**Requirement**
Write out the records word for word, with no pictures.

**Record excerpts**
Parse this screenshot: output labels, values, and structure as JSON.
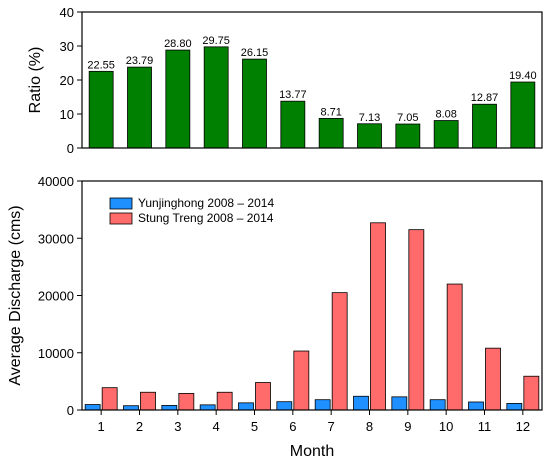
{
  "chart_data": [
    {
      "type": "bar",
      "categories": [
        "1",
        "2",
        "3",
        "4",
        "5",
        "6",
        "7",
        "8",
        "9",
        "10",
        "11",
        "12"
      ],
      "values": [
        22.55,
        23.79,
        28.8,
        29.75,
        26.15,
        13.77,
        8.71,
        7.13,
        7.05,
        8.08,
        12.87,
        19.4
      ],
      "data_labels": [
        "22.55",
        "23.79",
        "28.80",
        "29.75",
        "26.15",
        "13.77",
        "8.71",
        "7.13",
        "7.05",
        "8.08",
        "12.87",
        "19.40"
      ],
      "xlabel": "",
      "ylabel": "Ratio (%)",
      "ylim": [
        0,
        40
      ],
      "yticks": [
        0,
        10,
        20,
        30,
        40
      ],
      "bar_color": "#008000"
    },
    {
      "type": "bar",
      "categories": [
        "1",
        "2",
        "3",
        "4",
        "5",
        "6",
        "7",
        "8",
        "9",
        "10",
        "11",
        "12"
      ],
      "series": [
        {
          "name": "Yunjinghong 2008 – 2014",
          "color": "#1e90ff",
          "values": [
            950,
            750,
            800,
            900,
            1250,
            1450,
            1800,
            2400,
            2300,
            1800,
            1400,
            1150
          ]
        },
        {
          "name": "Stung Treng 2008 – 2014",
          "color": "#ff6b6b",
          "values": [
            3900,
            3100,
            2900,
            3100,
            4800,
            10300,
            20500,
            32700,
            31500,
            22000,
            10800,
            5900
          ]
        }
      ],
      "xlabel": "Month",
      "ylabel": "Average Discharge (cms)",
      "ylim": [
        0,
        40000
      ],
      "yticks": [
        0,
        10000,
        20000,
        30000,
        40000
      ],
      "legend_position": "top-left"
    }
  ]
}
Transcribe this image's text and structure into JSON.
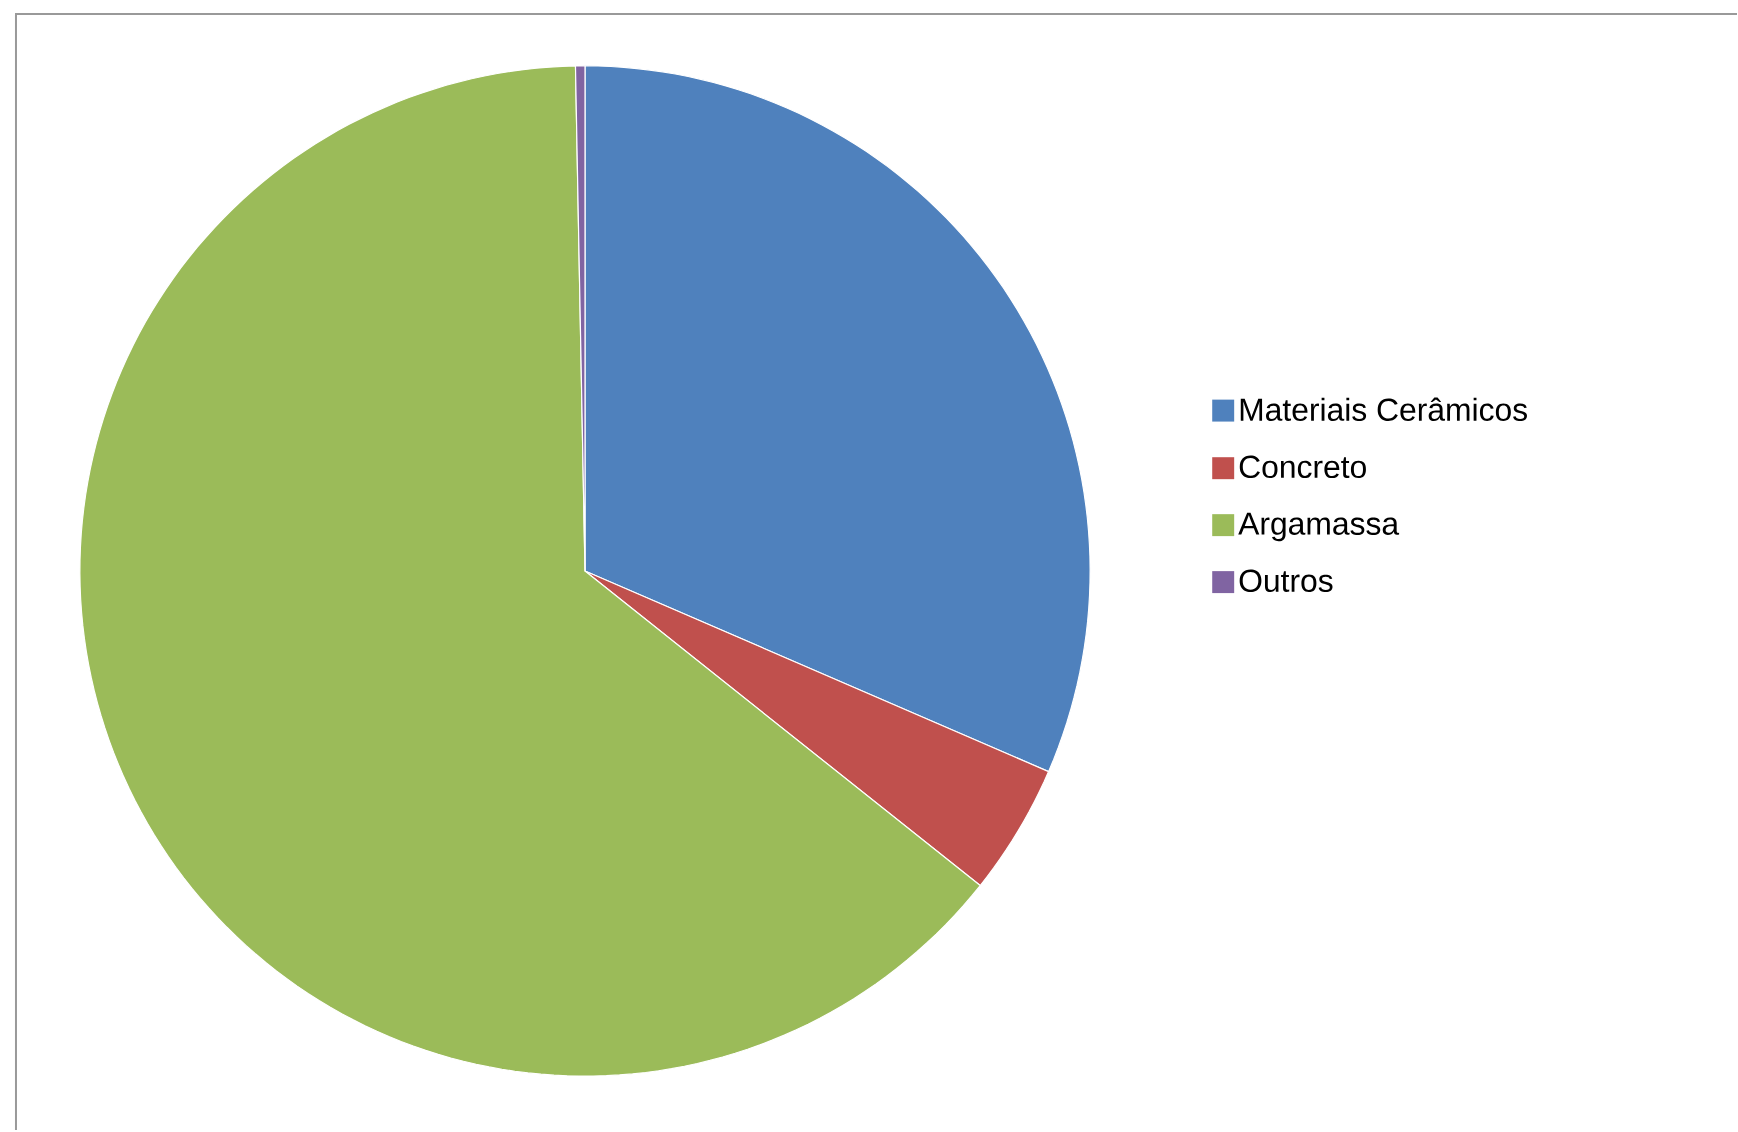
{
  "chart_data": {
    "type": "pie",
    "categories": [
      "Materiais Cerâmicos",
      "Concreto",
      "Argamassa",
      "Outros"
    ],
    "values": [
      31.5,
      4.2,
      64.0,
      0.3
    ],
    "colors": [
      "#4f81bd",
      "#c0504d",
      "#9bbb59",
      "#8064a2"
    ],
    "legend": "right"
  }
}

**Exercise result**
Parse this screenshot: output labels, values, and structure as JSON.
{
  "chart_data": [
    {
      "type": "bar",
      "categories": [
        "1",
        "2",
        "3",
        "4",
        "5",
        "6",
        "7",
        "8",
        "9",
        "10",
        "11",
        "12"
      ],
      "values": [
        22.55,
        23.79,
        28.8,
        29.75,
        26.15,
        13.77,
        8.71,
        7.13,
        7.05,
        8.08,
        12.87,
        19.4
      ],
      "data_labels": [
        "22.55",
        "23.79",
        "28.80",
        "29.75",
        "26.15",
        "13.77",
        "8.71",
        "7.13",
        "7.05",
        "8.08",
        "12.87",
        "19.40"
      ],
      "xlabel": "",
      "ylabel": "Ratio (%)",
      "ylim": [
        0,
        40
      ],
      "yticks": [
        0,
        10,
        20,
        30,
        40
      ],
      "bar_color": "#008000"
    },
    {
      "type": "bar",
      "categories": [
        "1",
        "2",
        "3",
        "4",
        "5",
        "6",
        "7",
        "8",
        "9",
        "10",
        "11",
        "12"
      ],
      "series": [
        {
          "name": "Yunjinghong 2008 – 2014",
          "color": "#1e90ff",
          "values": [
            950,
            750,
            800,
            900,
            1250,
            1450,
            1800,
            2400,
            2300,
            1800,
            1400,
            1150
          ]
        },
        {
          "name": "Stung Treng 2008 – 2014",
          "color": "#ff6b6b",
          "values": [
            3900,
            3100,
            2900,
            3100,
            4800,
            10300,
            20500,
            32700,
            31500,
            22000,
            10800,
            5900
          ]
        }
      ],
      "xlabel": "Month",
      "ylabel": "Average Discharge (cms)",
      "ylim": [
        0,
        40000
      ],
      "yticks": [
        0,
        10000,
        20000,
        30000,
        40000
      ],
      "legend_position": "top-left"
    }
  ]
}
Transcribe this image's text and structure into JSON.
{
  "chart_data": {
    "type": "pie",
    "categories": [
      "Materiais Cerâmicos",
      "Concreto",
      "Argamassa",
      "Outros"
    ],
    "values": [
      31.5,
      4.2,
      64.0,
      0.3
    ],
    "colors": [
      "#4f81bd",
      "#c0504d",
      "#9bbb59",
      "#8064a2"
    ],
    "legend": "right"
  }
}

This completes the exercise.